Given instruction: Copy out the listing exactly.

Data:
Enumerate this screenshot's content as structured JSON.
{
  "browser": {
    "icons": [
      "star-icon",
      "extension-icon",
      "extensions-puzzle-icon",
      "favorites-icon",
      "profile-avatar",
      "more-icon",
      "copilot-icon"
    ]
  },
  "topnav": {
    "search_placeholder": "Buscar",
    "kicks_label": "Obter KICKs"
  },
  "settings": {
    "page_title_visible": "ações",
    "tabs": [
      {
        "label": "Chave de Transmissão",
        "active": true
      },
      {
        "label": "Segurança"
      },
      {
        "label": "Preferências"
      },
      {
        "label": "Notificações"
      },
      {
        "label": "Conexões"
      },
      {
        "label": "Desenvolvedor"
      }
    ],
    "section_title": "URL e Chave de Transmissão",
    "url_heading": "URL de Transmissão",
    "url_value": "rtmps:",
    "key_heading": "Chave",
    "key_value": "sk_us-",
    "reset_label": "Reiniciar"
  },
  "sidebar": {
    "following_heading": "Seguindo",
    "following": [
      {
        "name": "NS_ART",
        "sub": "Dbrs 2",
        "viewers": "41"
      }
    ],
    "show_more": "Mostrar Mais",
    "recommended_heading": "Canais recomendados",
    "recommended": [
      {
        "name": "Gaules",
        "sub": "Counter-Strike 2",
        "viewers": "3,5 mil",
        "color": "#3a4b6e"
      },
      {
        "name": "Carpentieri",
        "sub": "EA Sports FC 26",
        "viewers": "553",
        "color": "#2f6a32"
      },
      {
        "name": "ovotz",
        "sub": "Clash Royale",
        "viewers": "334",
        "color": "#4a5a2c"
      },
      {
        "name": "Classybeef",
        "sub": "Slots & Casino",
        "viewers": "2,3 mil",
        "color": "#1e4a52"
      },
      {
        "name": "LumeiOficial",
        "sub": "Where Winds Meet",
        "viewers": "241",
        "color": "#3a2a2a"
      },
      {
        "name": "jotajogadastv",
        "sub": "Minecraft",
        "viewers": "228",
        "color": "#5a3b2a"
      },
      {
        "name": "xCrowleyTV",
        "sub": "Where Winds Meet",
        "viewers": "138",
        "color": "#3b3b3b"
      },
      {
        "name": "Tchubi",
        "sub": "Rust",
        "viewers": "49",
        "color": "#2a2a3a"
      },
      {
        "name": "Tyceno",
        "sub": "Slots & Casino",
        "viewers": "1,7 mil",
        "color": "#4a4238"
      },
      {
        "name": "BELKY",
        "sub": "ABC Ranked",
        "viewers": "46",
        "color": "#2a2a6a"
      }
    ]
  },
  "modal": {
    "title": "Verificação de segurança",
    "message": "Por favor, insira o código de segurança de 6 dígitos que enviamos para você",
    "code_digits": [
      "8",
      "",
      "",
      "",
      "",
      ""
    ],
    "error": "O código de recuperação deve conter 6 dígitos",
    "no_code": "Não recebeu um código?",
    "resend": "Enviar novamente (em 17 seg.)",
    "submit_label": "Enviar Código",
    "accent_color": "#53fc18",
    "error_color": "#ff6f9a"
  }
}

Solution:
Enumerate this screenshot's content as structured JSON.
{
  "browser": {
    "icons": [
      "star-icon",
      "extension-icon",
      "extensions-puzzle-icon",
      "favorites-icon",
      "profile-avatar",
      "more-icon",
      "copilot-icon"
    ]
  },
  "topnav": {
    "search_placeholder": "Buscar",
    "kicks_label": "Obter KICKs"
  },
  "settings": {
    "page_title_visible": "ações",
    "tabs": [
      {
        "label": "Chave de Transmissão",
        "active": true
      },
      {
        "label": "Segurança"
      },
      {
        "label": "Preferências"
      },
      {
        "label": "Notificações"
      },
      {
        "label": "Conexões"
      },
      {
        "label": "Desenvolvedor"
      }
    ],
    "section_title": "URL e Chave de Transmissão",
    "url_heading": "URL de Transmissão",
    "url_value": "rtmps:",
    "key_heading": "Chave",
    "key_value": "sk_us-",
    "reset_label": "Reiniciar"
  },
  "sidebar": {
    "following_heading": "Seguindo",
    "following": [
      {
        "name": "NS_ART",
        "sub": "Dbrs 2",
        "viewers": "41"
      }
    ],
    "show_more": "Mostrar Mais",
    "recommended_heading": "Canais recomendados",
    "recommended": [
      {
        "name": "Gaules",
        "sub": "Counter-Strike 2",
        "viewers": "3,5 mil",
        "color": "#3a4b6e"
      },
      {
        "name": "Carpentieri",
        "sub": "EA Sports FC 26",
        "viewers": "553",
        "color": "#2f6a32"
      },
      {
        "name": "ovotz",
        "sub": "Clash Royale",
        "viewers": "334",
        "color": "#4a5a2c"
      },
      {
        "name": "Classybeef",
        "sub": "Slots & Casino",
        "viewers": "2,3 mil",
        "color": "#1e4a52"
      },
      {
        "name": "LumeiOficial",
        "sub": "Where Winds Meet",
        "viewers": "241",
        "color": "#3a2a2a"
      },
      {
        "name": "jotajogadastv",
        "sub": "Minecraft",
        "viewers": "228",
        "color": "#5a3b2a"
      },
      {
        "name": "xCrowleyTV",
        "sub": "Where Winds Meet",
        "viewers": "138",
        "color": "#3b3b3b"
      },
      {
        "name": "Tchubi",
        "sub": "Rust",
        "viewers": "49",
        "color": "#2a2a3a"
      },
      {
        "name": "Tyceno",
        "sub": "Slots & Casino",
        "viewers": "1,7 mil",
        "color": "#4a4238"
      },
      {
        "name": "BELKY",
        "sub": "ABC Ranked",
        "viewers": "46",
        "color": "#2a2a6a"
      }
    ]
  },
  "modal": {
    "title": "Verificação de segurança",
    "message": "Por favor, insira o código de segurança de 6 dígitos que enviamos para você",
    "code_digits": [
      "8",
      "",
      "",
      "",
      "",
      ""
    ],
    "error": "O código de recuperação deve conter 6 dígitos",
    "no_code": "Não recebeu um código?",
    "resend": "Enviar novamente (em 17 seg.)",
    "submit_label": "Enviar Código",
    "accent_color": "#53fc18",
    "error_color": "#ff6f9a"
  }
}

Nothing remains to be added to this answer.